Task
Send back every record exactly.

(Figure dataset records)
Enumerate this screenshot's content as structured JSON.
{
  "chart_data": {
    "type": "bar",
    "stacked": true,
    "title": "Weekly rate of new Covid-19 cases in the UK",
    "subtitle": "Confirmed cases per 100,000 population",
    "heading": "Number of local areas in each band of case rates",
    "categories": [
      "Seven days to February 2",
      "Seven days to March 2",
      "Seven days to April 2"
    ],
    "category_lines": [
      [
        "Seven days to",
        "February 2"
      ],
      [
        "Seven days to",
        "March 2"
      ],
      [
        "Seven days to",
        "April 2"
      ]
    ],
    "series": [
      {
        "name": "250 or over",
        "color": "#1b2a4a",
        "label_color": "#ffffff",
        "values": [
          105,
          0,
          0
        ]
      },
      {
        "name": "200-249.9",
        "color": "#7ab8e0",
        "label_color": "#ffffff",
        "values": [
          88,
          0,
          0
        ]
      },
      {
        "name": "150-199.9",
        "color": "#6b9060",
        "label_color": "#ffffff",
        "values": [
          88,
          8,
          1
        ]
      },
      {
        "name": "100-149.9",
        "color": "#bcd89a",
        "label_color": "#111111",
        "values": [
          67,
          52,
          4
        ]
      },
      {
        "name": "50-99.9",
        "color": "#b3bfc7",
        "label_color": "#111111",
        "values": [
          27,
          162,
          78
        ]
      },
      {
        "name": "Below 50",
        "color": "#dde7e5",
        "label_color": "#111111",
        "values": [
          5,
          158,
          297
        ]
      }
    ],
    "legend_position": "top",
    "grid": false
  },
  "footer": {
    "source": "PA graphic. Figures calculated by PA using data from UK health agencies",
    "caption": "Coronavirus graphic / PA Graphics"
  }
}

Written reply
Enumerate this screenshot's content as structured JSON.
{
  "chart_data": {
    "type": "bar",
    "stacked": true,
    "title": "Weekly rate of new Covid-19 cases in the UK",
    "subtitle": "Confirmed cases per 100,000 population",
    "heading": "Number of local areas in each band of case rates",
    "categories": [
      "Seven days to February 2",
      "Seven days to March 2",
      "Seven days to April 2"
    ],
    "category_lines": [
      [
        "Seven days to",
        "February 2"
      ],
      [
        "Seven days to",
        "March 2"
      ],
      [
        "Seven days to",
        "April 2"
      ]
    ],
    "series": [
      {
        "name": "250 or over",
        "color": "#1b2a4a",
        "label_color": "#ffffff",
        "values": [
          105,
          0,
          0
        ]
      },
      {
        "name": "200-249.9",
        "color": "#7ab8e0",
        "label_color": "#ffffff",
        "values": [
          88,
          0,
          0
        ]
      },
      {
        "name": "150-199.9",
        "color": "#6b9060",
        "label_color": "#ffffff",
        "values": [
          88,
          8,
          1
        ]
      },
      {
        "name": "100-149.9",
        "color": "#bcd89a",
        "label_color": "#111111",
        "values": [
          67,
          52,
          4
        ]
      },
      {
        "name": "50-99.9",
        "color": "#b3bfc7",
        "label_color": "#111111",
        "values": [
          27,
          162,
          78
        ]
      },
      {
        "name": "Below 50",
        "color": "#dde7e5",
        "label_color": "#111111",
        "values": [
          5,
          158,
          297
        ]
      }
    ],
    "legend_position": "top",
    "grid": false
  },
  "footer": {
    "source": "PA graphic. Figures calculated by PA using data from UK health agencies",
    "caption": "Coronavirus graphic / PA Graphics"
  }
}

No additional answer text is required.